_Items_
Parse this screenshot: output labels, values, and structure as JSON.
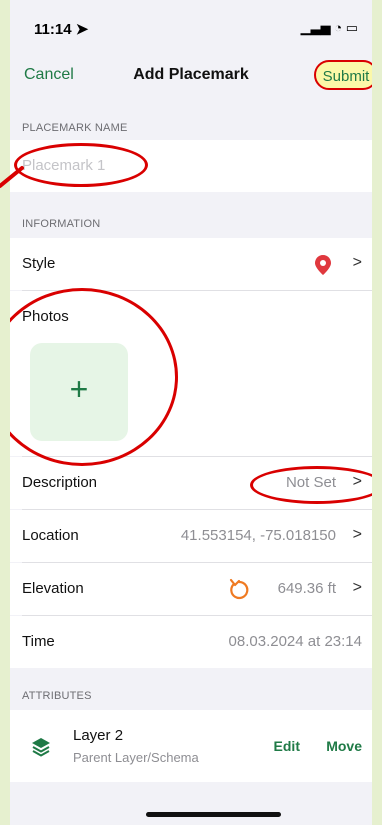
{
  "status": {
    "time": "11:14 ➤",
    "icons": "▁▃▅ ◔ ▭"
  },
  "nav": {
    "cancel": "Cancel",
    "title": "Add Placemark",
    "submit": "Submit"
  },
  "sections": {
    "name": "PLACEMARK NAME",
    "info": "INFORMATION",
    "attrs": "ATTRIBUTES"
  },
  "name_field": {
    "placeholder": "Placemark 1"
  },
  "rows": {
    "style": {
      "label": "Style"
    },
    "photos": {
      "label": "Photos",
      "add": "+"
    },
    "description": {
      "label": "Description",
      "value": "Not Set"
    },
    "location": {
      "label": "Location",
      "value": "41.553154, -75.018150"
    },
    "elevation": {
      "label": "Elevation",
      "value": "649.36 ft"
    },
    "time": {
      "label": "Time",
      "value": "08.03.2024 at 23:14"
    }
  },
  "attributes": {
    "layer": "Layer 2",
    "sub": "Parent Layer/Schema",
    "edit": "Edit",
    "move": "Move"
  },
  "chevron": ">",
  "colors": {
    "accent": "#1f7a46",
    "highlight": "#d90000",
    "pin": "#e0383e",
    "refresh": "#ef7a22"
  }
}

_Brief_
Every entry above should be duplicated exactly. Do not include the images.

_Reply_
Parse this screenshot: output labels, values, and structure as JSON.
{
  "status": {
    "time": "11:14 ➤",
    "icons": "▁▃▅ ◔ ▭"
  },
  "nav": {
    "cancel": "Cancel",
    "title": "Add Placemark",
    "submit": "Submit"
  },
  "sections": {
    "name": "PLACEMARK NAME",
    "info": "INFORMATION",
    "attrs": "ATTRIBUTES"
  },
  "name_field": {
    "placeholder": "Placemark 1"
  },
  "rows": {
    "style": {
      "label": "Style"
    },
    "photos": {
      "label": "Photos",
      "add": "+"
    },
    "description": {
      "label": "Description",
      "value": "Not Set"
    },
    "location": {
      "label": "Location",
      "value": "41.553154, -75.018150"
    },
    "elevation": {
      "label": "Elevation",
      "value": "649.36 ft"
    },
    "time": {
      "label": "Time",
      "value": "08.03.2024 at 23:14"
    }
  },
  "attributes": {
    "layer": "Layer 2",
    "sub": "Parent Layer/Schema",
    "edit": "Edit",
    "move": "Move"
  },
  "chevron": ">",
  "colors": {
    "accent": "#1f7a46",
    "highlight": "#d90000",
    "pin": "#e0383e",
    "refresh": "#ef7a22"
  }
}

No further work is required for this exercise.